## GOAL OF THE EXERCISE:
Exact reproduction of the data is required, with images excluded.

## AVAILABLE RECORDS:
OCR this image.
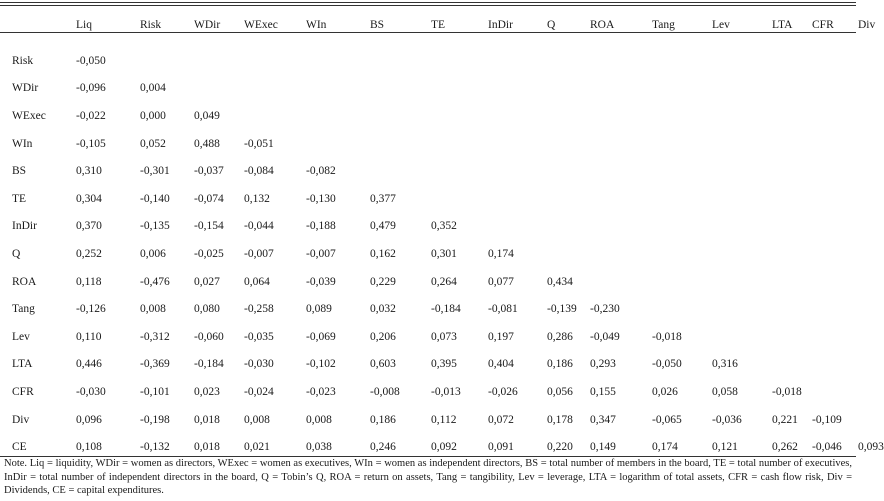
	Liq	Risk	WDir	WExec	WIn	BS	TE	InDir	Q	ROA	Tang	Lev	LTA	CFR	Div
Risk	-0,050														
WDir	-0,096	0,004													
WExec	-0,022	0,000	0,049												
WIn	-0,105	0,052	0,488	-0,051											
BS	0,310	-0,301	-0,037	-0,084	-0,082										
TE	0,304	-0,140	-0,074	0,132	-0,130	0,377									
InDir	0,370	-0,135	-0,154	-0,044	-0,188	0,479	0,352								
Q	0,252	0,006	-0,025	-0,007	-0,007	0,162	0,301	0,174							
ROA	0,118	-0,476	0,027	0,064	-0,039	0,229	0,264	0,077	0,434						
Tang	-0,126	0,008	0,080	-0,258	0,089	0,032	-0,184	-0,081	-0,139	-0,230					
Lev	0,110	-0,312	-0,060	-0,035	-0,069	0,206	0,073	0,197	0,286	-0,049	-0,018				
LTA	0,446	-0,369	-0,184	-0,030	-0,102	0,603	0,395	0,404	0,186	0,293	-0,050	0,316			
CFR	-0,030	-0,101	0,023	-0,024	-0,023	-0,008	-0,013	-0,026	0,056	0,155	0,026	0,058	-0,018		
Div	0,096	-0,198	0,018	0,008	0,008	0,186	0,112	0,072	0,178	0,347	-0,065	-0,036	0,221	-0,109	
CE	0,108	-0,132	0,018	0,021	0,038	0,246	0,092	0,091	0,220	0,149	0,174	0,121	0,262	-0,046	0,093
Note. Liq = liquidity, WDir = women as directors, WExec = women as executives, WIn = women as independent directors, BS = total number of members in the board, TE = total number of executives, InDir = total number of independent directors in the board, Q = Tobin’s Q, ROA = return on assets, Tang = tangibility, Lev = leverage, LTA = logarithm of total assets, CFR = cash flow risk, Div = Dividends, CE = capital expenditures.
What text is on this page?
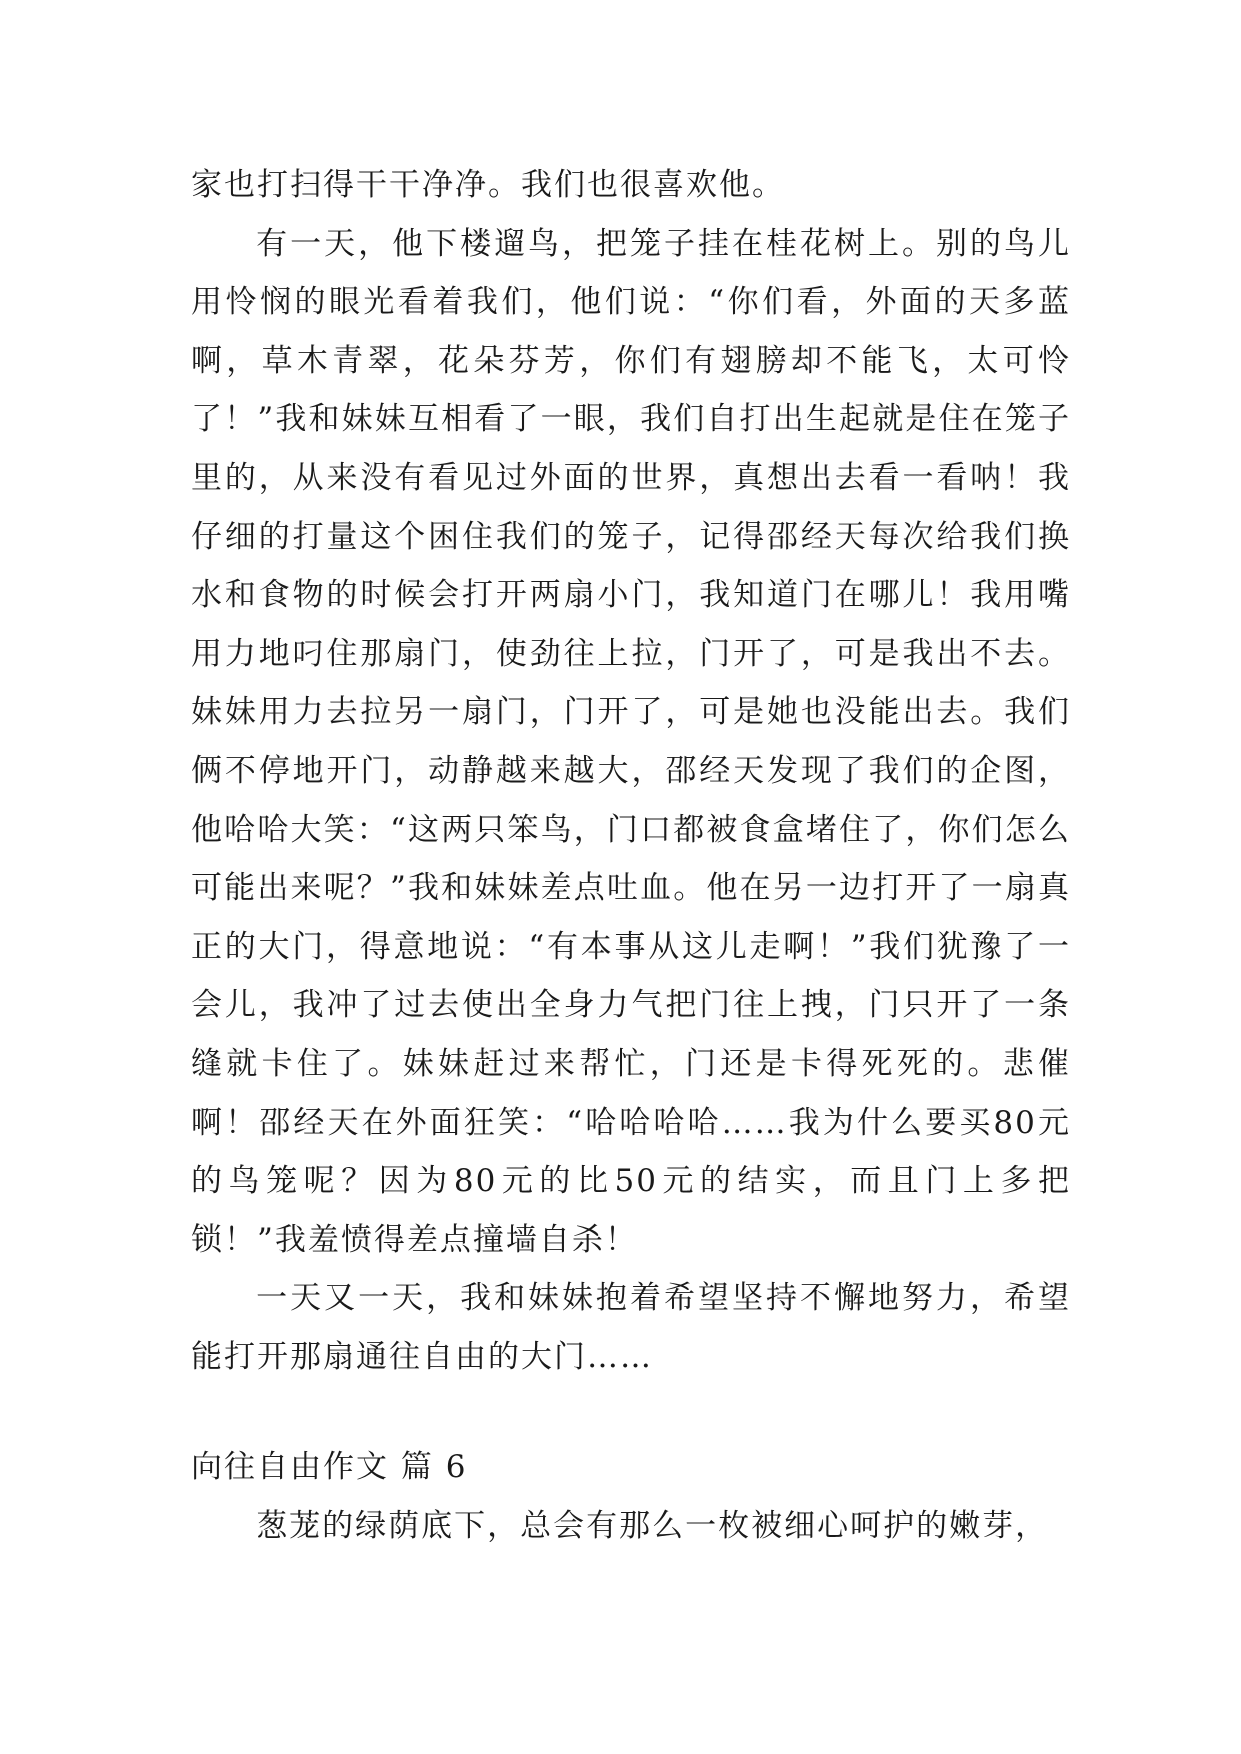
家也打扫得干干净净。我们也很喜欢他。

有一天，他下楼遛鸟，把笼子挂在桂花树上。别的鸟儿用怜悯的眼光看着我们，他们说：“你们看，外面的天多蓝啊，草木青翠，花朵芬芳，你们有翅膀却不能飞，太可怜了！”我和妹妹互相看了一眼，我们自打出生起就是住在笼子里的，从来没有看见过外面的世界，真想出去看一看呐！我仔细的打量这个困住我们的笼子，记得邵经天每次给我们换水和食物的时候会打开两扇小门，我知道门在哪儿！我用嘴用力地叼住那扇门，使劲往上拉，门开了，可是我出不去。妹妹用力去拉另一扇门，门开了，可是她也没能出去。我们俩不停地开门，动静越来越大，邵经天发现了我们的企图，他哈哈大笑：“这两只笨鸟，门口都被食盒堵住了，你们怎么可能出来呢？”我和妹妹差点吐血。他在另一边打开了一扇真正的大门，得意地说：“有本事从这儿走啊！”我们犹豫了一会儿，我冲了过去使出全身力气把门往上拽，门只开了一条缝就卡住了。妹妹赶过来帮忙，门还是卡得死死的。悲催啊！邵经天在外面狂笑：“哈哈哈哈……我为什么要买80元的鸟笼呢？因为80元的比50元的结实，而且门上多把锁！”我羞愤得差点撞墙自杀！

一天又一天，我和妹妹抱着希望坚持不懈地努力，希望能打开那扇通往自由的大门……

向往自由作文 篇 6

葱茏的绿荫底下，总会有那么一枚被细心呵护的嫩芽，
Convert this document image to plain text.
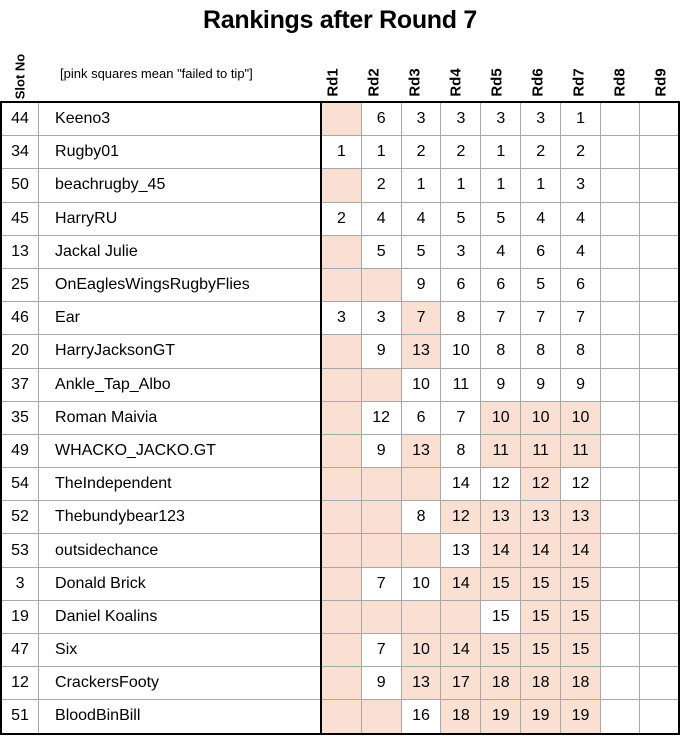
Rankings after Round 7
Slot No	[pink squares mean "failed to tip"]	Rd1 Rd2 Rd3 Rd4 Rd5 Rd6 Rd7 Rd8 Rd9
44	Keeno3		6	3	3	3	3	1		
34	Rugby01	1	1	2	2	1	2	2		
50	beachrugby_45		2	1	1	1	1	3		
45	HarryRU	2	4	4	5	5	4	4		
13	Jackal Julie		5	5	3	4	6	4		
25	OnEaglesWingsRugbyFlies			9	6	6	5	6		
46	Ear	3	3	7	8	7	7	7		
20	HarryJacksonGT		9	13	10	8	8	8		
37	Ankle_Tap_Albo			10	11	9	9	9		
35	Roman Maivia		12	6	7	10	10	10		
49	WHACKO_JACKO.GT		9	13	8	11	11	11		
54	TheIndependent				14	12	12	12		
52	Thebundybear123			8	12	13	13	13		
53	outsidechance				13	14	14	14		
3	Donald Brick		7	10	14	15	15	15		
19	Daniel Koalins					15	15	15		
47	Six		7	10	14	15	15	15		
12	CrackersFooty		9	13	17	18	18	18		
51	BloodBinBill			16	18	19	19	19		
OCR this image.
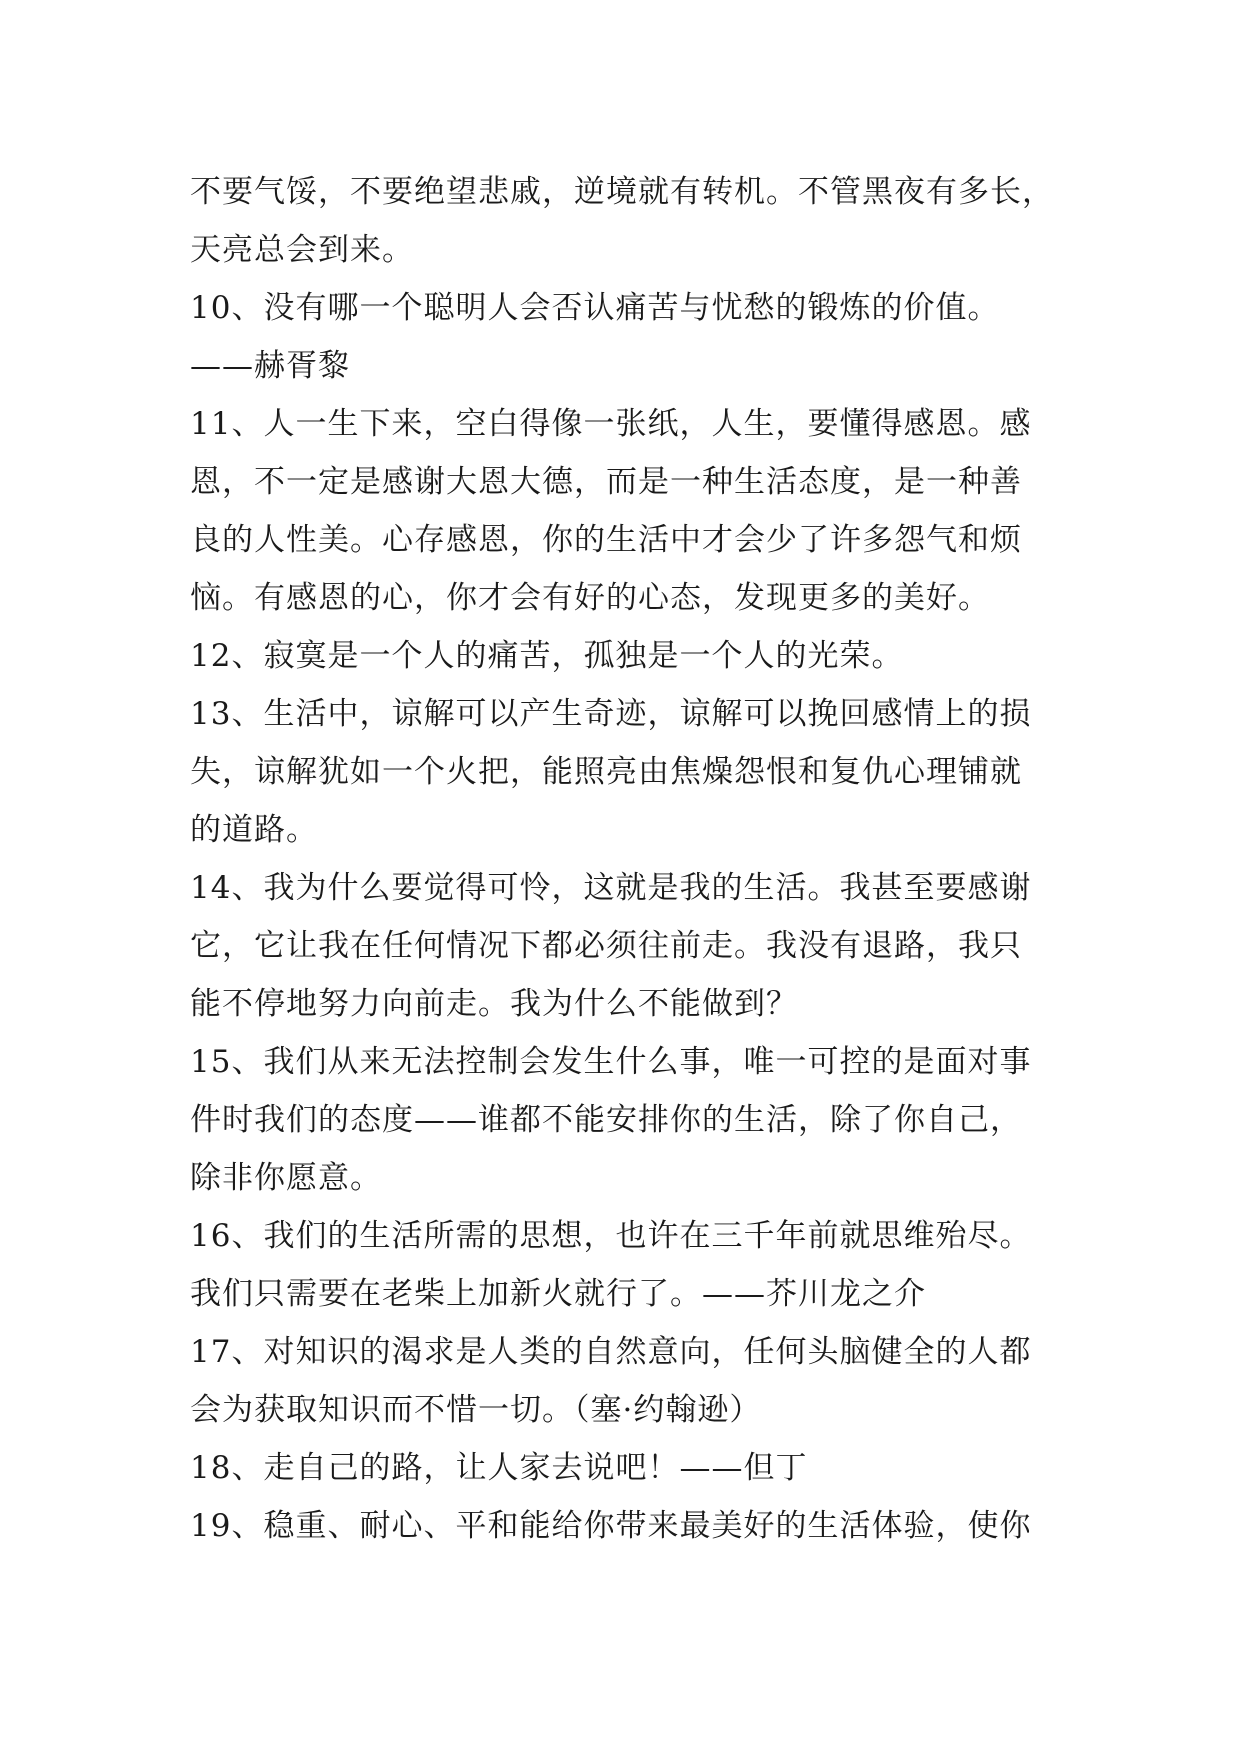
不要气馁，不要绝望悲戚，逆境就有转机。不管黑夜有多长，
天亮总会到来。
10、没有哪一个聪明人会否认痛苦与忧愁的锻炼的价值。
——赫胥黎
11、人一生下来，空白得像一张纸，人生，要懂得感恩。感
恩，不一定是感谢大恩大德，而是一种生活态度，是一种善
良的人性美。心存感恩，你的生活中才会少了许多怨气和烦
恼。有感恩的心，你才会有好的心态，发现更多的美好。
12、寂寞是一个人的痛苦，孤独是一个人的光荣。
13、生活中，谅解可以产生奇迹，谅解可以挽回感情上的损
失，谅解犹如一个火把，能照亮由焦燥怨恨和复仇心理铺就
的道路。
14、我为什么要觉得可怜，这就是我的生活。我甚至要感谢
它，它让我在任何情况下都必须往前走。我没有退路，我只
能不停地努力向前走。我为什么不能做到？
15、我们从来无法控制会发生什么事，唯一可控的是面对事
件时我们的态度——谁都不能安排你的生活，除了你自己，
除非你愿意。
16、我们的生活所需的思想，也许在三千年前就思维殆尽。
我们只需要在老柴上加新火就行了。——芥川龙之介
17、对知识的渴求是人类的自然意向，任何头脑健全的人都
会为获取知识而不惜一切。（塞·约翰逊）
18、走自己的路，让人家去说吧！——但丁
19、稳重、耐心、平和能给你带来最美好的生活体验，使你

## OUTPUT:
OCR this image.
	Liq	Risk	WDir	WExec	WIn	BS	TE	InDir	Q	ROA	Tang	Lev	LTA	CFR	Div
Risk	-0,050														
WDir	-0,096	0,004													
WExec	-0,022	0,000	0,049												
WIn	-0,105	0,052	0,488	-0,051											
BS	0,310	-0,301	-0,037	-0,084	-0,082										
TE	0,304	-0,140	-0,074	0,132	-0,130	0,377									
InDir	0,370	-0,135	-0,154	-0,044	-0,188	0,479	0,352								
Q	0,252	0,006	-0,025	-0,007	-0,007	0,162	0,301	0,174							
ROA	0,118	-0,476	0,027	0,064	-0,039	0,229	0,264	0,077	0,434						
Tang	-0,126	0,008	0,080	-0,258	0,089	0,032	-0,184	-0,081	-0,139	-0,230					
Lev	0,110	-0,312	-0,060	-0,035	-0,069	0,206	0,073	0,197	0,286	-0,049	-0,018				
LTA	0,446	-0,369	-0,184	-0,030	-0,102	0,603	0,395	0,404	0,186	0,293	-0,050	0,316			
CFR	-0,030	-0,101	0,023	-0,024	-0,023	-0,008	-0,013	-0,026	0,056	0,155	0,026	0,058	-0,018		
Div	0,096	-0,198	0,018	0,008	0,008	0,186	0,112	0,072	0,178	0,347	-0,065	-0,036	0,221	-0,109	
CE	0,108	-0,132	0,018	0,021	0,038	0,246	0,092	0,091	0,220	0,149	0,174	0,121	0,262	-0,046	0,093
Note. Liq = liquidity, WDir = women as directors, WExec = women as executives, WIn = women as independent directors, BS = total number of members in the board, TE = total number of executives, InDir = total number of independent directors in the board, Q = Tobin’s Q, ROA = return on assets, Tang = tangibility, Lev = leverage, LTA = logarithm of total assets, CFR = cash flow risk, Div = Dividends, CE = capital expenditures.
What text is on this page?
家也打扫得干干净净。我们也很喜欢他。

有一天，他下楼遛鸟，把笼子挂在桂花树上。别的鸟儿用怜悯的眼光看着我们，他们说：“你们看，外面的天多蓝啊，草木青翠，花朵芬芳，你们有翅膀却不能飞，太可怜了！”我和妹妹互相看了一眼，我们自打出生起就是住在笼子里的，从来没有看见过外面的世界，真想出去看一看呐！我仔细的打量这个困住我们的笼子，记得邵经天每次给我们换水和食物的时候会打开两扇小门，我知道门在哪儿！我用嘴用力地叼住那扇门，使劲往上拉，门开了，可是我出不去。妹妹用力去拉另一扇门，门开了，可是她也没能出去。我们俩不停地开门，动静越来越大，邵经天发现了我们的企图，他哈哈大笑：“这两只笨鸟，门口都被食盒堵住了，你们怎么可能出来呢？”我和妹妹差点吐血。他在另一边打开了一扇真正的大门，得意地说：“有本事从这儿走啊！”我们犹豫了一会儿，我冲了过去使出全身力气把门往上拽，门只开了一条缝就卡住了。妹妹赶过来帮忙，门还是卡得死死的。悲催啊！邵经天在外面狂笑：“哈哈哈哈……我为什么要买80元的鸟笼呢？因为80元的比50元的结实，而且门上多把锁！”我羞愤得差点撞墙自杀！

一天又一天，我和妹妹抱着希望坚持不懈地努力，希望能打开那扇通往自由的大门……

向往自由作文 篇 6

葱茏的绿荫底下，总会有那么一枚被细心呵护的嫩芽，
Convert this document image to plain text.
Rankings after Round 7
Slot No	[pink squares mean "failed to tip"]	Rd1 Rd2 Rd3 Rd4 Rd5 Rd6 Rd7 Rd8 Rd9
44	Keeno3		6	3	3	3	3	1		
34	Rugby01	1	1	2	2	1	2	2		
50	beachrugby_45		2	1	1	1	1	3		
45	HarryRU	2	4	4	5	5	4	4		
13	Jackal Julie		5	5	3	4	6	4		
25	OnEaglesWingsRugbyFlies			9	6	6	5	6		
46	Ear	3	3	7	8	7	7	7		
20	HarryJacksonGT		9	13	10	8	8	8		
37	Ankle_Tap_Albo			10	11	9	9	9		
35	Roman Maivia		12	6	7	10	10	10		
49	WHACKO_JACKO.GT		9	13	8	11	11	11		
54	TheIndependent				14	12	12	12		
52	Thebundybear123			8	12	13	13	13		
53	outsidechance				13	14	14	14		
3	Donald Brick		7	10	14	15	15	15		
19	Daniel Koalins					15	15	15		
47	Six		7	10	14	15	15	15		
12	CrackersFooty		9	13	17	18	18	18		
51	BloodBinBill			16	18	19	19	19		
OCR this image.
不要气馁，不要绝望悲戚，逆境就有转机。不管黑夜有多长，
天亮总会到来。
10、没有哪一个聪明人会否认痛苦与忧愁的锻炼的价值。
——赫胥黎
11、人一生下来，空白得像一张纸，人生，要懂得感恩。感
恩，不一定是感谢大恩大德，而是一种生活态度，是一种善
良的人性美。心存感恩，你的生活中才会少了许多怨气和烦
恼。有感恩的心，你才会有好的心态，发现更多的美好。
12、寂寞是一个人的痛苦，孤独是一个人的光荣。
13、生活中，谅解可以产生奇迹，谅解可以挽回感情上的损
失，谅解犹如一个火把，能照亮由焦燥怨恨和复仇心理铺就
的道路。
14、我为什么要觉得可怜，这就是我的生活。我甚至要感谢
它，它让我在任何情况下都必须往前走。我没有退路，我只
能不停地努力向前走。我为什么不能做到？
15、我们从来无法控制会发生什么事，唯一可控的是面对事
件时我们的态度——谁都不能安排你的生活，除了你自己，
除非你愿意。
16、我们的生活所需的思想，也许在三千年前就思维殆尽。
我们只需要在老柴上加新火就行了。——芥川龙之介
17、对知识的渴求是人类的自然意向，任何头脑健全的人都
会为获取知识而不惜一切。（塞·约翰逊）
18、走自己的路，让人家去说吧！——但丁
19、稳重、耐心、平和能给你带来最美好的生活体验，使你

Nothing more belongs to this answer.